### What you have to do:
Reading the listing below, count the lines that contain the word "Tempo" and give that count alone.
++++++++++
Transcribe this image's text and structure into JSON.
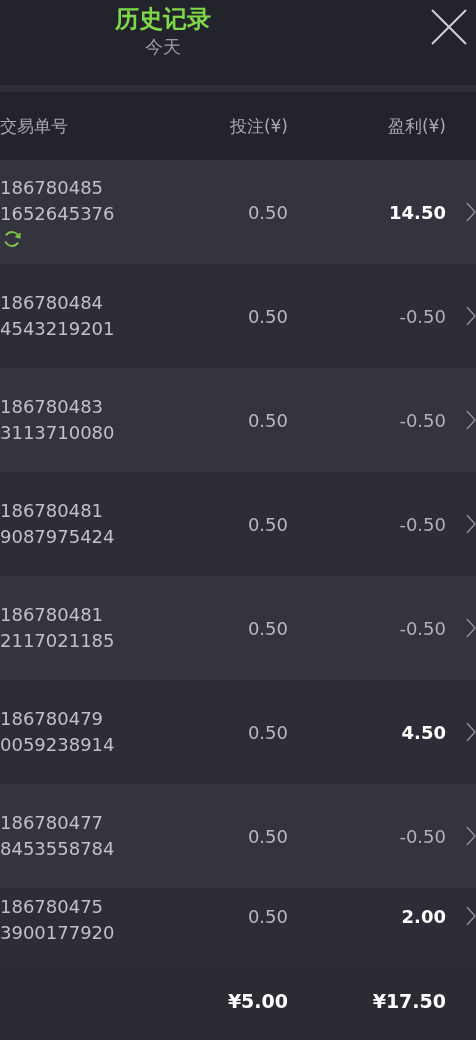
{
  "header": {
    "title": "历史记录",
    "subtitle": "今天"
  },
  "table": {
    "columns": [
      "交易单号",
      "投注(¥)",
      "盈利(¥)"
    ],
    "rows": [
      {
        "order": [
          "186780485",
          "1652645376"
        ],
        "stake": "0.50",
        "profit": "14.50",
        "won": true,
        "pending": true
      },
      {
        "order": [
          "186780484",
          "4543219201"
        ],
        "stake": "0.50",
        "profit": "-0.50",
        "won": false,
        "pending": false
      },
      {
        "order": [
          "186780483",
          "3113710080"
        ],
        "stake": "0.50",
        "profit": "-0.50",
        "won": false,
        "pending": false
      },
      {
        "order": [
          "186780481",
          "9087975424"
        ],
        "stake": "0.50",
        "profit": "-0.50",
        "won": false,
        "pending": false
      },
      {
        "order": [
          "186780481",
          "2117021185"
        ],
        "stake": "0.50",
        "profit": "-0.50",
        "won": false,
        "pending": false
      },
      {
        "order": [
          "186780479",
          "0059238914"
        ],
        "stake": "0.50",
        "profit": "4.50",
        "won": true,
        "pending": false
      },
      {
        "order": [
          "186780477",
          "8453558784"
        ],
        "stake": "0.50",
        "profit": "-0.50",
        "won": false,
        "pending": false
      },
      {
        "order": [
          "186780475",
          "3900177920"
        ],
        "stake": "0.50",
        "profit": "2.00",
        "won": true,
        "pending": false
      }
    ]
  },
  "totals": {
    "stake": "¥5.00",
    "profit": "¥17.50"
  }
}
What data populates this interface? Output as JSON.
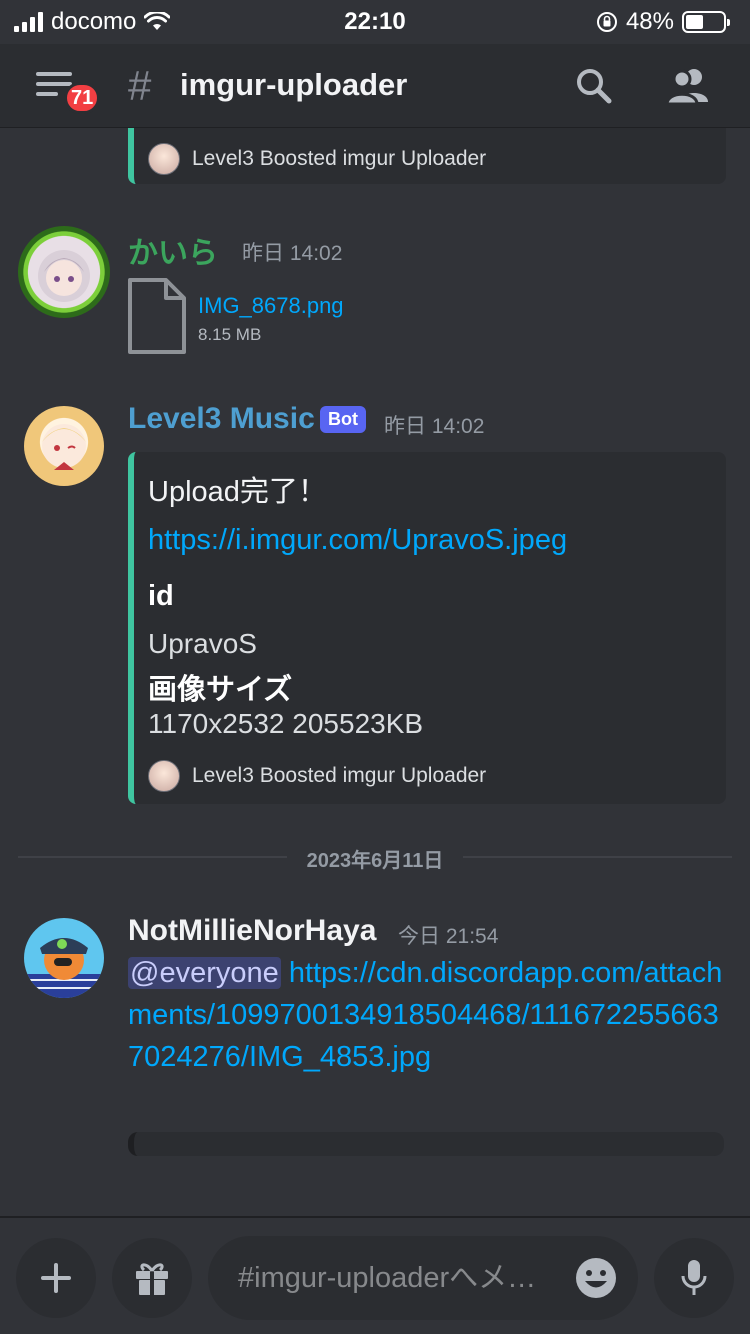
{
  "status_bar": {
    "carrier": "docomo",
    "time": "22:10",
    "battery_percent": "48%",
    "battery_level": 0.48
  },
  "header": {
    "unread_badge": "71",
    "channel_hash": "#",
    "channel_name": "imgur-uploader"
  },
  "messages": {
    "top_embed_footer": "Level3 Boosted imgur Uploader",
    "kaira": {
      "username": "かいら",
      "username_color": "#3ba55d",
      "timestamp": "昨日 14:02",
      "file_name": "IMG_8678.png",
      "file_size": "8.15 MB"
    },
    "level3": {
      "username": "Level3 Music",
      "username_color": "#4e9fd1",
      "bot_tag": "Bot",
      "timestamp": "昨日 14:02",
      "embed": {
        "description": "Upload完了！",
        "link": "https://i.imgur.com/UpravoS.jpeg",
        "field1_name": "id",
        "field1_value": "UpravoS",
        "field2_name": "画像サイズ",
        "field2_value": "1170x2532 205523KB",
        "footer": "Level3 Boosted imgur Uploader"
      }
    },
    "date_divider": "2023年6月11日",
    "notmillie": {
      "username": "NotMillieNorHaya",
      "timestamp": "今日 21:54",
      "mention": "@everyone",
      "link": "https://cdn.discordapp.com/attachments/1099700134918504468/1116722556637024276/IMG_4853.jpg"
    }
  },
  "composer": {
    "placeholder": "#imgur-uploaderへメ…"
  },
  "icons": {
    "menu": "hamburger-icon",
    "search": "search-icon",
    "members": "members-icon",
    "add": "plus-icon",
    "gift": "gift-icon",
    "emoji": "emoji-icon",
    "mic": "microphone-icon"
  }
}
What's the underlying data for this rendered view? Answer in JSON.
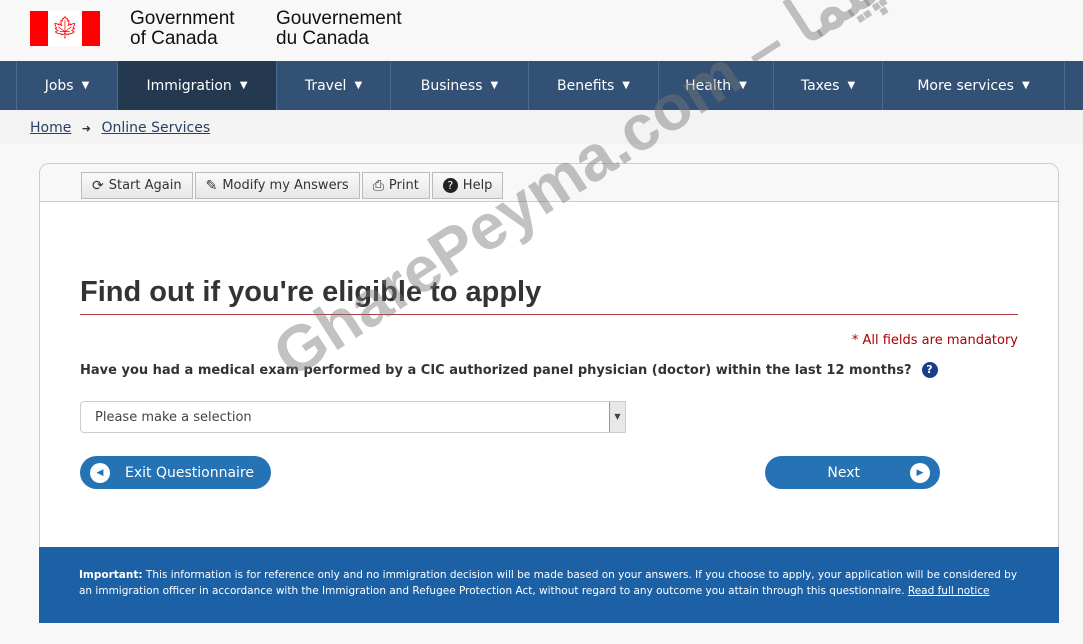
{
  "header": {
    "en_line1": "Government",
    "en_line2": "of Canada",
    "fr_line1": "Gouvernement",
    "fr_line2": "du Canada",
    "flag_colors": {
      "red": "#ff0000",
      "white": "#ffffff"
    }
  },
  "nav": {
    "items": [
      {
        "label": "Jobs"
      },
      {
        "label": "Immigration",
        "active": true
      },
      {
        "label": "Travel"
      },
      {
        "label": "Business"
      },
      {
        "label": "Benefits"
      },
      {
        "label": "Health"
      },
      {
        "label": "Taxes"
      },
      {
        "label": "More services"
      }
    ],
    "color": "#335075"
  },
  "breadcrumb": {
    "home": "Home",
    "current": "Online Services"
  },
  "toolbar": {
    "start_again": "Start Again",
    "modify": "Modify my Answers",
    "print": "Print",
    "help": "Help"
  },
  "main": {
    "title": "Find out if you're eligible to apply",
    "mandatory": "* All fields are mandatory",
    "question": "Have you had a medical exam performed by a CIC authorized panel physician (doctor) within the last 12 months?",
    "select_value": "Please make a selection",
    "exit": "Exit Questionnaire",
    "next": "Next"
  },
  "footer": {
    "important": "Important:",
    "text": " This information is for reference only and no immigration decision will be made based on your answers. If you choose to apply, your application will be considered by an immigration officer in accordance with the Immigration and Refugee Protection Act, without regard to any outcome you attain through this questionnaire. ",
    "link": "Read full notice"
  }
}
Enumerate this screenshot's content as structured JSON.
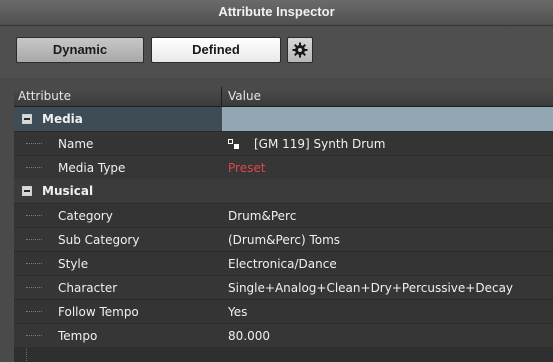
{
  "window": {
    "title": "Attribute Inspector"
  },
  "toolbar": {
    "dynamic_label": "Dynamic",
    "defined_label": "Defined",
    "settings_icon": "gear-icon"
  },
  "table": {
    "columns": [
      "Attribute",
      "Value"
    ],
    "groups": [
      {
        "name": "Media",
        "selected": true,
        "items": [
          {
            "attribute": "Name",
            "value": "[GM 119] Synth Drum",
            "icon": "media-icon"
          },
          {
            "attribute": "Media Type",
            "value": "Preset",
            "value_color": "#e04848"
          }
        ]
      },
      {
        "name": "Musical",
        "items": [
          {
            "attribute": "Category",
            "value": "Drum&Perc"
          },
          {
            "attribute": "Sub Category",
            "value": "(Drum&Perc) Toms"
          },
          {
            "attribute": "Style",
            "value": "Electronica/Dance"
          },
          {
            "attribute": "Character",
            "value": "Single+Analog+Clean+Dry+Percussive+Decay"
          },
          {
            "attribute": "Follow Tempo",
            "value": "Yes"
          },
          {
            "attribute": "Tempo",
            "value": "80.000"
          }
        ]
      }
    ]
  },
  "colors": {
    "selected_row": "#93a6b3",
    "preset_red": "#e04848",
    "background": "#4a4a4a"
  }
}
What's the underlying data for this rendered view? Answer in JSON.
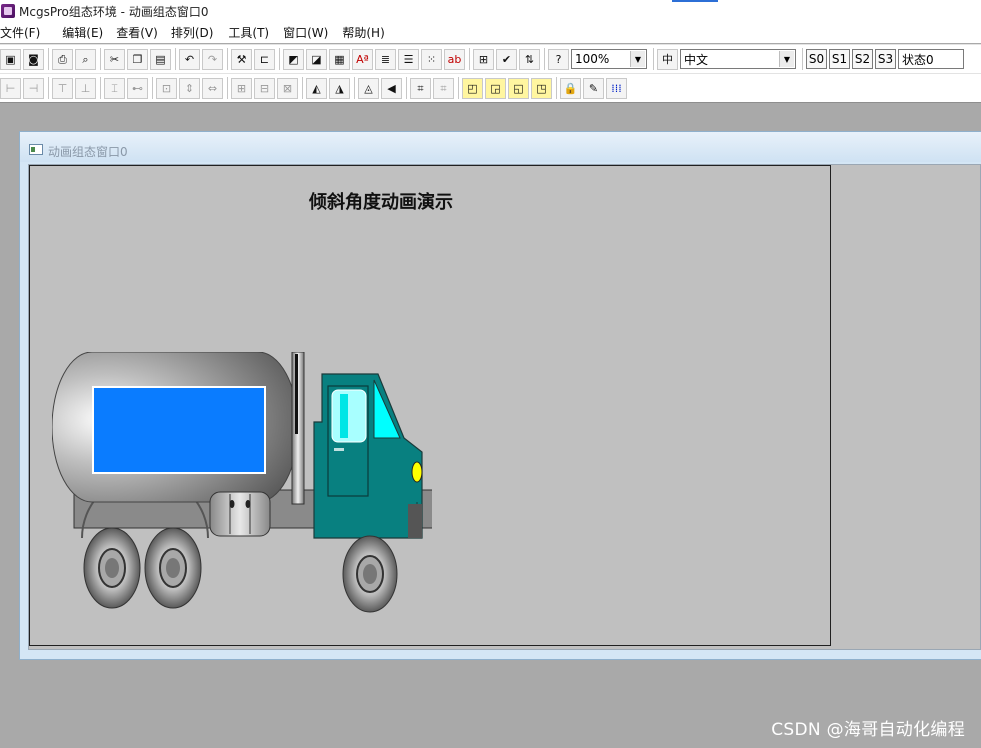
{
  "app": {
    "title": "McgsPro组态环境 - 动画组态窗口0"
  },
  "menu": {
    "items": [
      "文件(F)",
      "编辑(E)",
      "查看(V)",
      "排列(D)",
      "工具(T)",
      "窗口(W)",
      "帮助(H)"
    ]
  },
  "toolbar1": {
    "zoom_value": "100%",
    "language_value": "中文",
    "state_buttons": [
      "S0",
      "S1",
      "S2",
      "S3"
    ],
    "state_field_value": "状态0"
  },
  "child_window": {
    "title": "动画组态窗口0"
  },
  "canvas": {
    "title": "倾斜角度动画演示"
  },
  "watermark": {
    "text": "CSDN @海哥自动化编程"
  },
  "colors": {
    "tank_window": "#0a7cff",
    "cab": "#088080",
    "cab_window": "#00ffff",
    "headlight": "#ffff00"
  }
}
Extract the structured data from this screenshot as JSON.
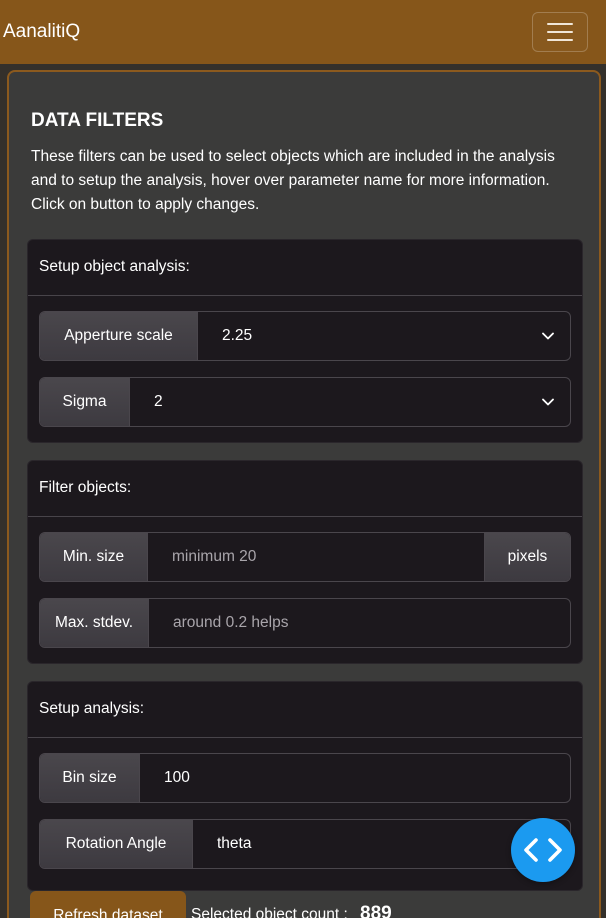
{
  "navbar": {
    "brand": "AanalitiQ",
    "toggle_icon": "hamburger-menu-icon"
  },
  "filters": {
    "title": "DATA FILTERS",
    "description": "These filters can be used to select objects which are included in the analysis and to setup the analysis, hover over parameter name for more information. Click on button to apply changes."
  },
  "setup_object_analysis": {
    "header": "Setup object analysis:",
    "aperture": {
      "label": "Apperture scale",
      "value": "2.25"
    },
    "sigma": {
      "label": "Sigma",
      "value": "2"
    }
  },
  "filter_objects": {
    "header": "Filter objects:",
    "min_size": {
      "label": "Min. size",
      "placeholder": "minimum 20",
      "suffix": "pixels"
    },
    "max_stdev": {
      "label": "Max. stdev.",
      "placeholder": "around 0.2 helps"
    }
  },
  "setup_analysis": {
    "header": "Setup analysis:",
    "bin_size": {
      "label": "Bin size",
      "value": "100"
    },
    "rotation_angle": {
      "label": "Rotation Angle",
      "value": "theta"
    }
  },
  "actions": {
    "refresh_label": "Refresh dataset",
    "count_label": "Selected object count :",
    "count_value": "889",
    "code_icon": "code-brackets-icon"
  },
  "colors": {
    "navbar": "#86561a",
    "panel_border": "#8c5a1e",
    "card_bg": "#1c181d",
    "fab": "#1b9af0"
  }
}
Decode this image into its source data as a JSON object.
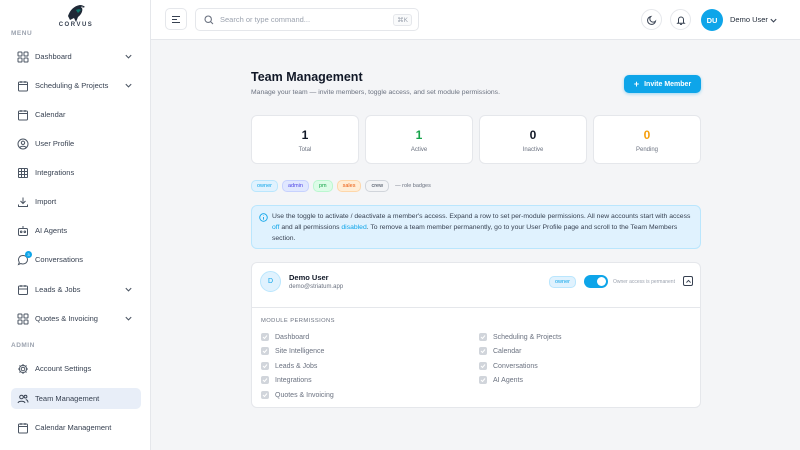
{
  "brand": {
    "name": "CORVUS"
  },
  "sidebar": {
    "section_menu": "MENU",
    "section_admin": "ADMIN",
    "items": [
      {
        "label": "Dashboard",
        "icon": "grid-icon",
        "has_chevron": true
      },
      {
        "label": "Scheduling & Projects",
        "icon": "calendar-icon",
        "has_chevron": true
      },
      {
        "label": "Calendar",
        "icon": "calendar-icon",
        "has_chevron": false
      },
      {
        "label": "User Profile",
        "icon": "user-circle-icon",
        "has_chevron": false
      },
      {
        "label": "Integrations",
        "icon": "table-icon",
        "has_chevron": false
      },
      {
        "label": "Import",
        "icon": "download-icon",
        "has_chevron": false
      },
      {
        "label": "AI Agents",
        "icon": "bot-icon",
        "has_chevron": false
      },
      {
        "label": "Conversations",
        "icon": "chat-icon",
        "has_chevron": false,
        "badge": "3"
      },
      {
        "label": "Leads & Jobs",
        "icon": "layers-icon",
        "has_chevron": true
      },
      {
        "label": "Quotes & Invoicing",
        "icon": "grid-icon",
        "has_chevron": true
      }
    ],
    "admin_items": [
      {
        "label": "Account Settings",
        "icon": "gear-icon"
      },
      {
        "label": "Team Management",
        "icon": "users-icon",
        "active": true
      },
      {
        "label": "Calendar Management",
        "icon": "calendar-icon"
      }
    ]
  },
  "topbar": {
    "search_placeholder": "Search or type command...",
    "shortcut": "⌘K",
    "user_initials": "DU",
    "user_name": "Demo User"
  },
  "page": {
    "title": "Team Management",
    "subtitle": "Manage your team — invite members, toggle access, and set module permissions.",
    "invite_label": "Invite Member"
  },
  "stats": [
    {
      "value": "1",
      "label": "Total",
      "color": "#111827"
    },
    {
      "value": "1",
      "label": "Active",
      "color": "#16a34a"
    },
    {
      "value": "0",
      "label": "Inactive",
      "color": "#111827"
    },
    {
      "value": "0",
      "label": "Pending",
      "color": "#f59e0b"
    }
  ],
  "roles": {
    "badges": [
      {
        "label": "owner",
        "color": "#0ea5e9",
        "bg": "#e0f2fe",
        "border": "#bae6fd"
      },
      {
        "label": "admin",
        "color": "#4f46e5",
        "bg": "#e0e7ff",
        "border": "#c7d2fe"
      },
      {
        "label": "pm",
        "color": "#16a34a",
        "bg": "#dcfce7",
        "border": "#bbf7d0"
      },
      {
        "label": "sales",
        "color": "#ea580c",
        "bg": "#ffedd5",
        "border": "#fed7aa"
      },
      {
        "label": "crew",
        "color": "#374151",
        "bg": "#f3f4f6",
        "border": "#d1d5db"
      }
    ],
    "note": "— role badges"
  },
  "info": {
    "part1": "Use the toggle to activate / deactivate a member's access. Expand a row to set per-module permissions. All new accounts start with access ",
    "off": "off",
    "part2": " and all permissions ",
    "disabled": "disabled",
    "part3": ". To remove a team member permanently, go to your User Profile page and scroll to the Team Members section."
  },
  "member": {
    "initial": "D",
    "name": "Demo User",
    "email": "demo@striatum.app",
    "role": "owner",
    "active": true,
    "note": "Owner access is permanent"
  },
  "permissions": {
    "label": "MODULE PERMISSIONS",
    "left": [
      "Dashboard",
      "Site Intelligence",
      "Leads & Jobs",
      "Integrations",
      "Quotes & Invoicing"
    ],
    "right": [
      "Scheduling & Projects",
      "Calendar",
      "Conversations",
      "AI Agents"
    ]
  }
}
++++++++++
### Solution to this problem:
2